*TASK TO COMPLETE*: The records below must be written out exactly, with every picture left behind.

— start SUPPLIED MATERIAL —

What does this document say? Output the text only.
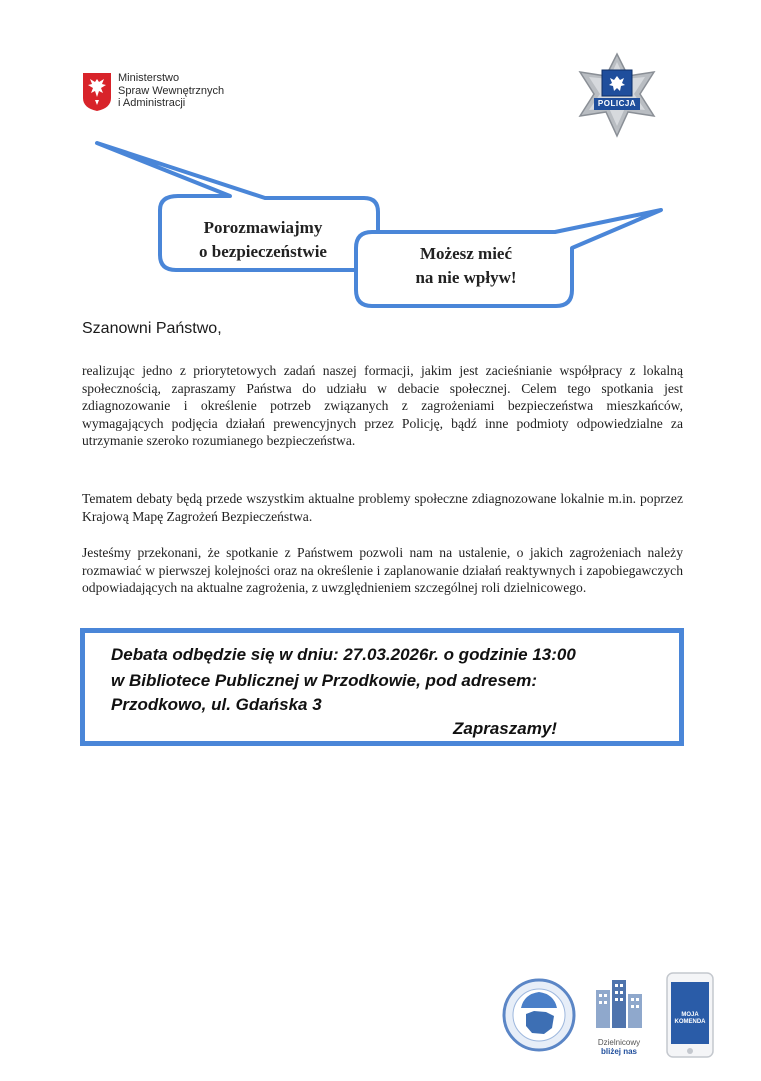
Ministerstwo
Spraw Wewnętrznych
i Administracji	POLICJA
Porozmawiajmy
o bezpieczeństwie	Możesz mieć
na nie wpływ!
Szanowni Państwo,
realizując jedno z priorytetowych zadań naszej formacji, jakim jest zacieśnianie współpracy z lokalną społecznością, zapraszamy Państwa do udziału w debacie społecznej. Celem tego spotkania jest zdiagnozowanie i określenie potrzeb związanych z zagrożeniami bezpieczeństwa mieszkańców, wymagających podjęcia działań prewencyjnych przez Policję, bądź inne podmioty odpowiedzialne za utrzymanie szeroko rozumianego bezpieczeństwa.
Tematem debaty będą przede wszystkim aktualne problemy społeczne zdiagnozowane lokalnie m.in. poprzez Krajową Mapę Zagrożeń Bezpieczeństwa.
Jesteśmy przekonani, że spotkanie z Państwem pozwoli nam na ustalenie, o jakich zagrożeniach należy rozmawiać w pierwszej kolejności oraz na określenie i zaplanowanie działań reaktywnych i zapobiegawczych odpowiadających na aktualne zagrożenia, z uwzględnieniem szczególnej roli dzielnicowego.
Debata odbędzie się w dniu: 27.03.2026r. o godzinie 13:00
w Bibliotece Publicznej w Przodkowie, pod adresem:
Przodkowo, ul. Gdańska 3
Zapraszamy!
Dzielnicowy
bliżej nas
MOJA
KOMENDA
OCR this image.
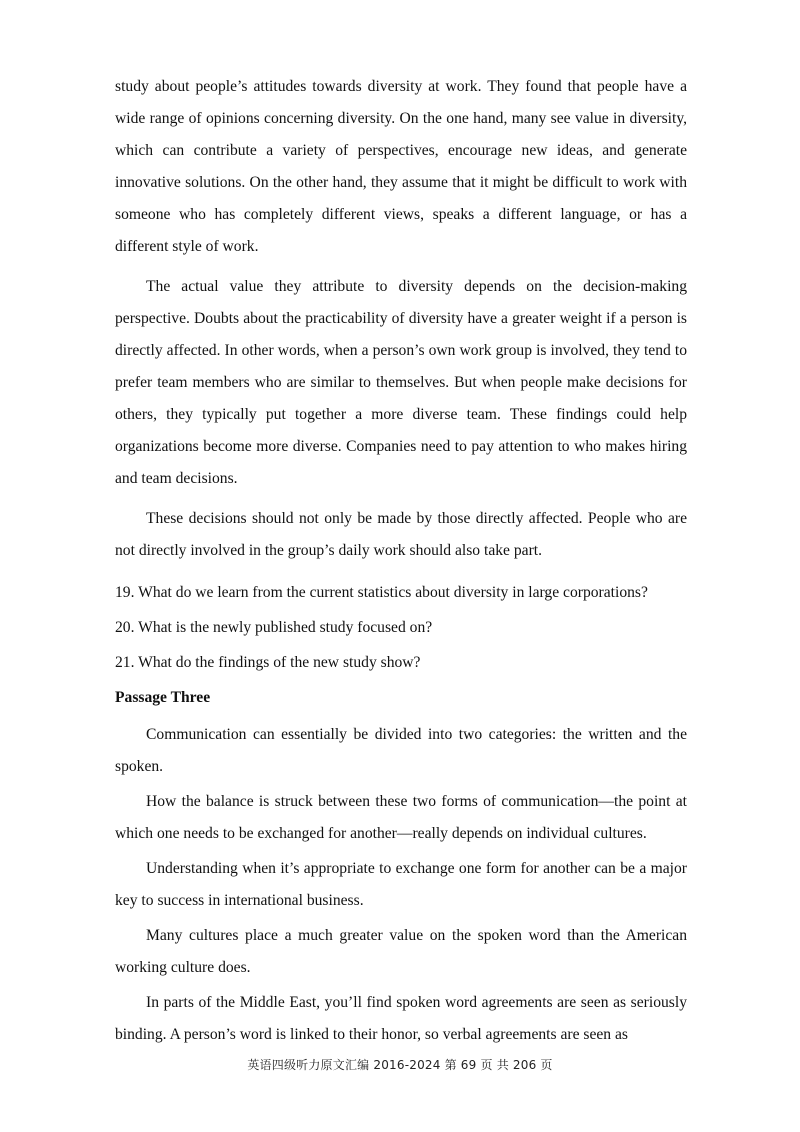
study about people’s attitudes towards diversity at work. They found that people have a wide range of opinions concerning diversity. On the one hand, many see value in diversity, which can contribute a variety of perspectives, encourage new ideas, and generate innovative solutions. On the other hand, they assume that it might be difficult to work with someone who has completely different views, speaks a different language, or has a different style of work.

The actual value they attribute to diversity depends on the decision-making perspective. Doubts about the practicability of diversity have a greater weight if a person is directly affected. In other words, when a person’s own work group is involved, they tend to prefer team members who are similar to themselves. But when people make decisions for others, they typically put together a more diverse team. These findings could help organizations become more diverse. Companies need to pay attention to who makes hiring and team decisions.

These decisions should not only be made by those directly affected. People who are not directly involved in the group’s daily work should also take part.

19. What do we learn from the current statistics about diversity in large corporations?

20. What is the newly published study focused on?

21. What do the findings of the new study show?

Passage Three

Communication can essentially be divided into two categories: the written and the spoken.

How the balance is struck between these two forms of communication—the point at which one needs to be exchanged for another—really depends on individual cultures.

Understanding when it’s appropriate to exchange one form for another can be a major key to success in international business.

Many cultures place a much greater value on the spoken word than the American working culture does.

In parts of the Middle East, you’ll find spoken word agreements are seen as seriously binding. A person’s word is linked to their honor, so verbal agreements are seen as

英语四级听力原文汇编 2016-2024 第 69 页 共 206 页
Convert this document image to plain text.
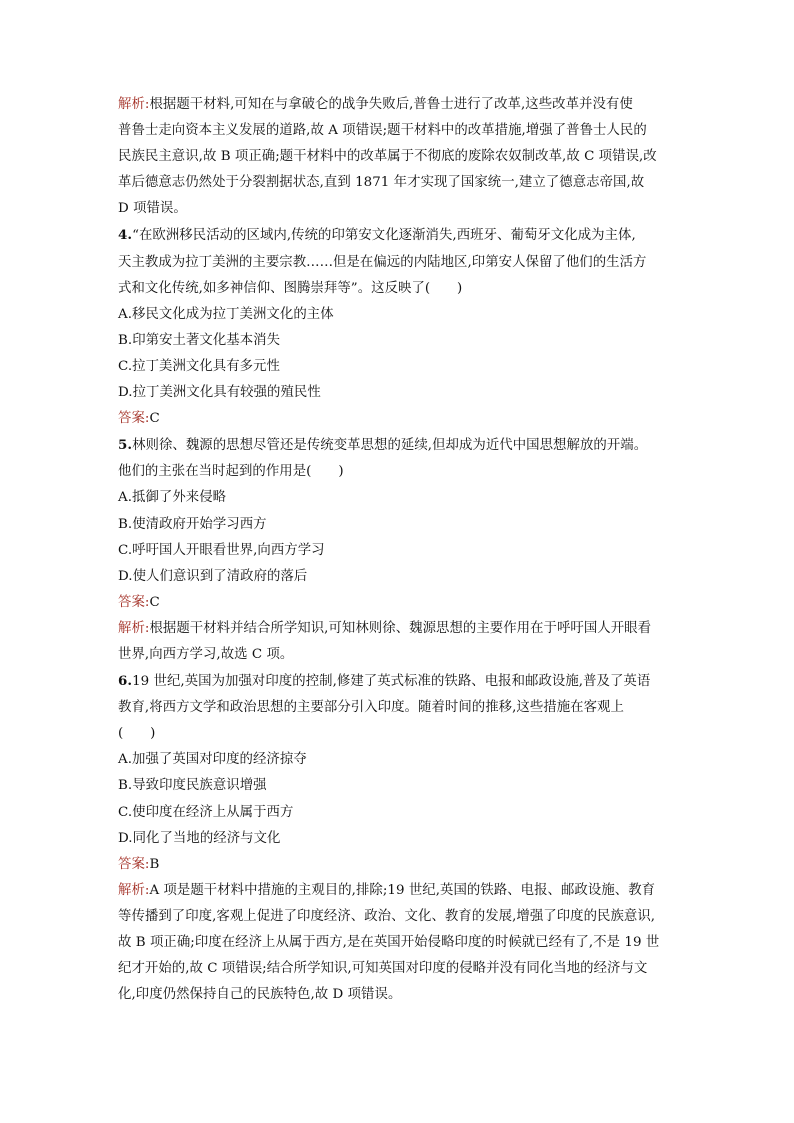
解析:根据题干材料,可知在与拿破仑的战争失败后,普鲁士进行了改革,这些改革并没有使
普鲁士走向资本主义发展的道路,故 A 项错误;题干材料中的改革措施,增强了普鲁士人民的
民族民主意识,故 B 项正确;题干材料中的改革属于不彻底的废除农奴制改革,故 C 项错误,改
革后德意志仍然处于分裂割据状态,直到 1871 年才实现了国家统一,建立了德意志帝国,故
D 项错误。
4.“在欧洲移民活动的区域内,传统的印第安文化逐渐消失,西班牙、葡萄牙文化成为主体,
天主教成为拉丁美洲的主要宗教……但是在偏远的内陆地区,印第安人保留了他们的生活方
式和文化传统,如多神信仰、图腾崇拜等”。这反映了(　　)
A.移民文化成为拉丁美洲文化的主体
B.印第安土著文化基本消失
C.拉丁美洲文化具有多元性
D.拉丁美洲文化具有较强的殖民性
答案:C
5.林则徐、魏源的思想尽管还是传统变革思想的延续,但却成为近代中国思想解放的开端。
他们的主张在当时起到的作用是(　　)
A.抵御了外来侵略
B.使清政府开始学习西方
C.呼吁国人开眼看世界,向西方学习
D.使人们意识到了清政府的落后
答案:C
解析:根据题干材料并结合所学知识,可知林则徐、魏源思想的主要作用在于呼吁国人开眼看
世界,向西方学习,故选 C 项。
6.19 世纪,英国为加强对印度的控制,修建了英式标准的铁路、电报和邮政设施,普及了英语
教育,将西方文学和政治思想的主要部分引入印度。随着时间的推移,这些措施在客观上
(　　)
A.加强了英国对印度的经济掠夺
B.导致印度民族意识增强
C.使印度在经济上从属于西方
D.同化了当地的经济与文化
答案:B
解析:A 项是题干材料中措施的主观目的,排除;19 世纪,英国的铁路、电报、邮政设施、教育
等传播到了印度,客观上促进了印度经济、政治、文化、教育的发展,增强了印度的民族意识,
故 B 项正确;印度在经济上从属于西方,是在英国开始侵略印度的时候就已经有了,不是 19 世
纪才开始的,故 C 项错误;结合所学知识,可知英国对印度的侵略并没有同化当地的经济与文
化,印度仍然保持自己的民族特色,故 D 项错误。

— end SUPPLIED MATERIAL —

*FULL RESPONSE*:
What does this document say? Output the text only.
Ministerstwo
Spraw Wewnętrznych
i Administracji	POLICJA
Porozmawiajmy
o bezpieczeństwie	Możesz mieć
na nie wpływ!
Szanowni Państwo,
realizując jedno z priorytetowych zadań naszej formacji, jakim jest zacieśnianie współpracy z lokalną społecznością, zapraszamy Państwa do udziału w debacie społecznej. Celem tego spotkania jest zdiagnozowanie i określenie potrzeb związanych z zagrożeniami bezpieczeństwa mieszkańców, wymagających podjęcia działań prewencyjnych przez Policję, bądź inne podmioty odpowiedzialne za utrzymanie szeroko rozumianego bezpieczeństwa.
Tematem debaty będą przede wszystkim aktualne problemy społeczne zdiagnozowane lokalnie m.in. poprzez Krajową Mapę Zagrożeń Bezpieczeństwa.
Jesteśmy przekonani, że spotkanie z Państwem pozwoli nam na ustalenie, o jakich zagrożeniach należy rozmawiać w pierwszej kolejności oraz na określenie i zaplanowanie działań reaktywnych i zapobiegawczych odpowiadających na aktualne zagrożenia, z uwzględnieniem szczególnej roli dzielnicowego.
Debata odbędzie się w dniu: 27.03.2026r. o godzinie 13:00
w Bibliotece Publicznej w Przodkowie, pod adresem:
Przodkowo, ul. Gdańska 3
Zapraszamy!
Dzielnicowy
bliżej nas
MOJA
KOMENDA
OCR this image.
study about people’s attitudes towards diversity at work. They found that people have a wide range of opinions concerning diversity. On the one hand, many see value in diversity, which can contribute a variety of perspectives, encourage new ideas, and generate innovative solutions. On the other hand, they assume that it might be difficult to work with someone who has completely different views, speaks a different language, or has a different style of work.

The actual value they attribute to diversity depends on the decision-making perspective. Doubts about the practicability of diversity have a greater weight if a person is directly affected. In other words, when a person’s own work group is involved, they tend to prefer team members who are similar to themselves. But when people make decisions for others, they typically put together a more diverse team. These findings could help organizations become more diverse. Companies need to pay attention to who makes hiring and team decisions.

These decisions should not only be made by those directly affected. People who are not directly involved in the group’s daily work should also take part.

19. What do we learn from the current statistics about diversity in large corporations?

20. What is the newly published study focused on?

21. What do the findings of the new study show?

Passage Three

Communication can essentially be divided into two categories: the written and the spoken.

How the balance is struck between these two forms of communication—the point at which one needs to be exchanged for another—really depends on individual cultures.

Understanding when it’s appropriate to exchange one form for another can be a major key to success in international business.

Many cultures place a much greater value on the spoken word than the American working culture does.

In parts of the Middle East, you’ll find spoken word agreements are seen as seriously binding. A person’s word is linked to their honor, so verbal agreements are seen as

英语四级听力原文汇编 2016-2024 第 69 页 共 206 页
Convert this document image to plain text.
解析:根据题干材料,可知在与拿破仑的战争失败后,普鲁士进行了改革,这些改革并没有使
普鲁士走向资本主义发展的道路,故 A 项错误;题干材料中的改革措施,增强了普鲁士人民的
民族民主意识,故 B 项正确;题干材料中的改革属于不彻底的废除农奴制改革,故 C 项错误,改
革后德意志仍然处于分裂割据状态,直到 1871 年才实现了国家统一,建立了德意志帝国,故
D 项错误。
4.“在欧洲移民活动的区域内,传统的印第安文化逐渐消失,西班牙、葡萄牙文化成为主体,
天主教成为拉丁美洲的主要宗教……但是在偏远的内陆地区,印第安人保留了他们的生活方
式和文化传统,如多神信仰、图腾崇拜等”。这反映了(　　)
A.移民文化成为拉丁美洲文化的主体
B.印第安土著文化基本消失
C.拉丁美洲文化具有多元性
D.拉丁美洲文化具有较强的殖民性
答案:C
5.林则徐、魏源的思想尽管还是传统变革思想的延续,但却成为近代中国思想解放的开端。
他们的主张在当时起到的作用是(　　)
A.抵御了外来侵略
B.使清政府开始学习西方
C.呼吁国人开眼看世界,向西方学习
D.使人们意识到了清政府的落后
答案:C
解析:根据题干材料并结合所学知识,可知林则徐、魏源思想的主要作用在于呼吁国人开眼看
世界,向西方学习,故选 C 项。
6.19 世纪,英国为加强对印度的控制,修建了英式标准的铁路、电报和邮政设施,普及了英语
教育,将西方文学和政治思想的主要部分引入印度。随着时间的推移,这些措施在客观上
(　　)
A.加强了英国对印度的经济掠夺
B.导致印度民族意识增强
C.使印度在经济上从属于西方
D.同化了当地的经济与文化
答案:B
解析:A 项是题干材料中措施的主观目的,排除;19 世纪,英国的铁路、电报、邮政设施、教育
等传播到了印度,客观上促进了印度经济、政治、文化、教育的发展,增强了印度的民族意识,
故 B 项正确;印度在经济上从属于西方,是在英国开始侵略印度的时候就已经有了,不是 19 世
纪才开始的,故 C 项错误;结合所学知识,可知英国对印度的侵略并没有同化当地的经济与文
化,印度仍然保持自己的民族特色,故 D 项错误。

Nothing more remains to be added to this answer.